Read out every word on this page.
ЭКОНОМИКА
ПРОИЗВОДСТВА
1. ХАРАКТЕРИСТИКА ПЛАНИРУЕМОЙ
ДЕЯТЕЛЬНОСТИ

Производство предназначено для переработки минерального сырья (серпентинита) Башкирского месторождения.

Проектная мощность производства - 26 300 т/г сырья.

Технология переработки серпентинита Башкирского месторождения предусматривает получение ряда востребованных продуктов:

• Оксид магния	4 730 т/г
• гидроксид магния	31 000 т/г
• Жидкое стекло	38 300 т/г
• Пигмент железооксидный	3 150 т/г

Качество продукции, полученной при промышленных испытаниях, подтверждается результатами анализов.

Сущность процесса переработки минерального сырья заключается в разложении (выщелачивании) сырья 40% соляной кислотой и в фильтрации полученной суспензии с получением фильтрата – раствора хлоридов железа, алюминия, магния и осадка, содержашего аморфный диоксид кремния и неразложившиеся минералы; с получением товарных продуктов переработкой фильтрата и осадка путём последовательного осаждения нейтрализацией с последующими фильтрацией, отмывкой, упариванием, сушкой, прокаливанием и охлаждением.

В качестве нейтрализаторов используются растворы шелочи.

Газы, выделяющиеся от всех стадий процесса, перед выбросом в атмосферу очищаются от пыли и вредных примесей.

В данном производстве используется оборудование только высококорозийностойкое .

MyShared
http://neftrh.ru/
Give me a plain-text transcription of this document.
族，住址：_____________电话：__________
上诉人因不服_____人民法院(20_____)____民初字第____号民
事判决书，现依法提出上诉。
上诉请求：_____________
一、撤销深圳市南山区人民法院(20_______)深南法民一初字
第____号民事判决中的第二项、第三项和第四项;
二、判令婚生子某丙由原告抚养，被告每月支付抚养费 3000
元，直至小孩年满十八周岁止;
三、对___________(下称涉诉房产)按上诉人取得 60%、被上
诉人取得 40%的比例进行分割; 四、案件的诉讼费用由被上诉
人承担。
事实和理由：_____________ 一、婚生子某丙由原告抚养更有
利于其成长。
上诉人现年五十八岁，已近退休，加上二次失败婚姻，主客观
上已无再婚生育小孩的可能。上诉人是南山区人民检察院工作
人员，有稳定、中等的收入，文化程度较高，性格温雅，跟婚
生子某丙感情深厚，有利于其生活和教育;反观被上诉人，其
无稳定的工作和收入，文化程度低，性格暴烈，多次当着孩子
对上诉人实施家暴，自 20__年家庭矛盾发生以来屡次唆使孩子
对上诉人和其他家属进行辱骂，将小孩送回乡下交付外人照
━━━━
### TO DO
Give back exactly the lines running from the line containing "Give me a plain-text" through the end of the material above, both included, and nothing beyond them.

### FINAL ANSWER
Give me a plain-text transcription of this document.
族，住址：_____________电话：__________
上诉人因不服_____人民法院(20_____)____民初字第____号民
事判决书，现依法提出上诉。
上诉请求：_____________
一、撤销深圳市南山区人民法院(20_______)深南法民一初字
第____号民事判决中的第二项、第三项和第四项;
二、判令婚生子某丙由原告抚养，被告每月支付抚养费 3000
元，直至小孩年满十八周岁止;
三、对___________(下称涉诉房产)按上诉人取得 60%、被上
诉人取得 40%的比例进行分割; 四、案件的诉讼费用由被上诉
人承担。
事实和理由：_____________ 一、婚生子某丙由原告抚养更有
利于其成长。
上诉人现年五十八岁，已近退休，加上二次失败婚姻，主客观
上已无再婚生育小孩的可能。上诉人是南山区人民检察院工作
人员，有稳定、中等的收入，文化程度较高，性格温雅，跟婚
生子某丙感情深厚，有利于其生活和教育;反观被上诉人，其
无稳定的工作和收入，文化程度低，性格暴烈，多次当着孩子
对上诉人实施家暴，自 20__年家庭矛盾发生以来屡次唆使孩子
对上诉人和其他家属进行辱骂，将小孩送回乡下交付外人照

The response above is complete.